Excerpted records:
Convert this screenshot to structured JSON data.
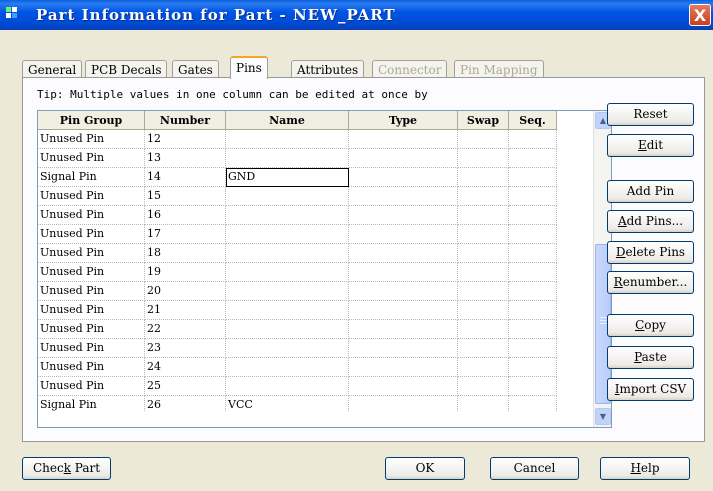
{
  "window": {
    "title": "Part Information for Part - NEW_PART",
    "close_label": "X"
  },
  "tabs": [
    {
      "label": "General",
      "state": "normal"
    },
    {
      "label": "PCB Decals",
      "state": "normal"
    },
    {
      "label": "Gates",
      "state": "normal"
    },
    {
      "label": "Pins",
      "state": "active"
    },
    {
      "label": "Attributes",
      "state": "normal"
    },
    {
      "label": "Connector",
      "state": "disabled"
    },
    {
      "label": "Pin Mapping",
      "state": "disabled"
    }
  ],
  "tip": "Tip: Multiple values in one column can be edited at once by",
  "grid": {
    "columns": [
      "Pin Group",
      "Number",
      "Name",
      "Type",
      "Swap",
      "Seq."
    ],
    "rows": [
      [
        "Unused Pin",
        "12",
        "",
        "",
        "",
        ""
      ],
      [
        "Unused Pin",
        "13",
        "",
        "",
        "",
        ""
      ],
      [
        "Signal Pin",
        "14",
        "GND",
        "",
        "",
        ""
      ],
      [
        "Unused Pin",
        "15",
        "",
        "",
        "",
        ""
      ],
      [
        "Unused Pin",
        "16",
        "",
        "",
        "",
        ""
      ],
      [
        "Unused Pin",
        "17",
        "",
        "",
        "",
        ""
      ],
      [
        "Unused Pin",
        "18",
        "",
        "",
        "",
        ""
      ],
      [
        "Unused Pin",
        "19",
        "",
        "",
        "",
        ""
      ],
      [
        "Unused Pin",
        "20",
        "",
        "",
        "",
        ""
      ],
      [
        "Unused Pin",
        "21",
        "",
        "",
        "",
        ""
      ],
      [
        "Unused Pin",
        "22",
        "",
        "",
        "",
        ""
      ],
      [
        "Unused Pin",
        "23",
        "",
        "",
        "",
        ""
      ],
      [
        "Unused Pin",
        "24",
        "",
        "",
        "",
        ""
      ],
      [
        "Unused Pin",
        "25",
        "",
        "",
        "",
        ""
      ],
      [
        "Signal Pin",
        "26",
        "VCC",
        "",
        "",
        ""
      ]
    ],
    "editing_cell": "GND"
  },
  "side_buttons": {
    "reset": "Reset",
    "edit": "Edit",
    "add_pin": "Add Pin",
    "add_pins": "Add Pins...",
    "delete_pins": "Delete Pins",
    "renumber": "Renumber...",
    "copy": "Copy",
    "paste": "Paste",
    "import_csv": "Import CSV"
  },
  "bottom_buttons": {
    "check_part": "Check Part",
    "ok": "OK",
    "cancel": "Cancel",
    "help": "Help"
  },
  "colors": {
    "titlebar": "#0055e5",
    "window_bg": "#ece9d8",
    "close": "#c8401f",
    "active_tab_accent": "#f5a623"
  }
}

The request: Reproduce all of the material exactly, apart from the pictures.

Answer for this exercise:
Convert this screenshot to structured JSON data.
{
  "window": {
    "title": "Part Information for Part - NEW_PART",
    "close_label": "X"
  },
  "tabs": [
    {
      "label": "General",
      "state": "normal"
    },
    {
      "label": "PCB Decals",
      "state": "normal"
    },
    {
      "label": "Gates",
      "state": "normal"
    },
    {
      "label": "Pins",
      "state": "active"
    },
    {
      "label": "Attributes",
      "state": "normal"
    },
    {
      "label": "Connector",
      "state": "disabled"
    },
    {
      "label": "Pin Mapping",
      "state": "disabled"
    }
  ],
  "tip": "Tip: Multiple values in one column can be edited at once by",
  "grid": {
    "columns": [
      "Pin Group",
      "Number",
      "Name",
      "Type",
      "Swap",
      "Seq."
    ],
    "rows": [
      [
        "Unused Pin",
        "12",
        "",
        "",
        "",
        ""
      ],
      [
        "Unused Pin",
        "13",
        "",
        "",
        "",
        ""
      ],
      [
        "Signal Pin",
        "14",
        "GND",
        "",
        "",
        ""
      ],
      [
        "Unused Pin",
        "15",
        "",
        "",
        "",
        ""
      ],
      [
        "Unused Pin",
        "16",
        "",
        "",
        "",
        ""
      ],
      [
        "Unused Pin",
        "17",
        "",
        "",
        "",
        ""
      ],
      [
        "Unused Pin",
        "18",
        "",
        "",
        "",
        ""
      ],
      [
        "Unused Pin",
        "19",
        "",
        "",
        "",
        ""
      ],
      [
        "Unused Pin",
        "20",
        "",
        "",
        "",
        ""
      ],
      [
        "Unused Pin",
        "21",
        "",
        "",
        "",
        ""
      ],
      [
        "Unused Pin",
        "22",
        "",
        "",
        "",
        ""
      ],
      [
        "Unused Pin",
        "23",
        "",
        "",
        "",
        ""
      ],
      [
        "Unused Pin",
        "24",
        "",
        "",
        "",
        ""
      ],
      [
        "Unused Pin",
        "25",
        "",
        "",
        "",
        ""
      ],
      [
        "Signal Pin",
        "26",
        "VCC",
        "",
        "",
        ""
      ]
    ],
    "editing_cell": "GND"
  },
  "side_buttons": {
    "reset": "Reset",
    "edit": "Edit",
    "add_pin": "Add Pin",
    "add_pins": "Add Pins...",
    "delete_pins": "Delete Pins",
    "renumber": "Renumber...",
    "copy": "Copy",
    "paste": "Paste",
    "import_csv": "Import CSV"
  },
  "bottom_buttons": {
    "check_part": "Check Part",
    "ok": "OK",
    "cancel": "Cancel",
    "help": "Help"
  },
  "colors": {
    "titlebar": "#0055e5",
    "window_bg": "#ece9d8",
    "close": "#c8401f",
    "active_tab_accent": "#f5a623"
  }
}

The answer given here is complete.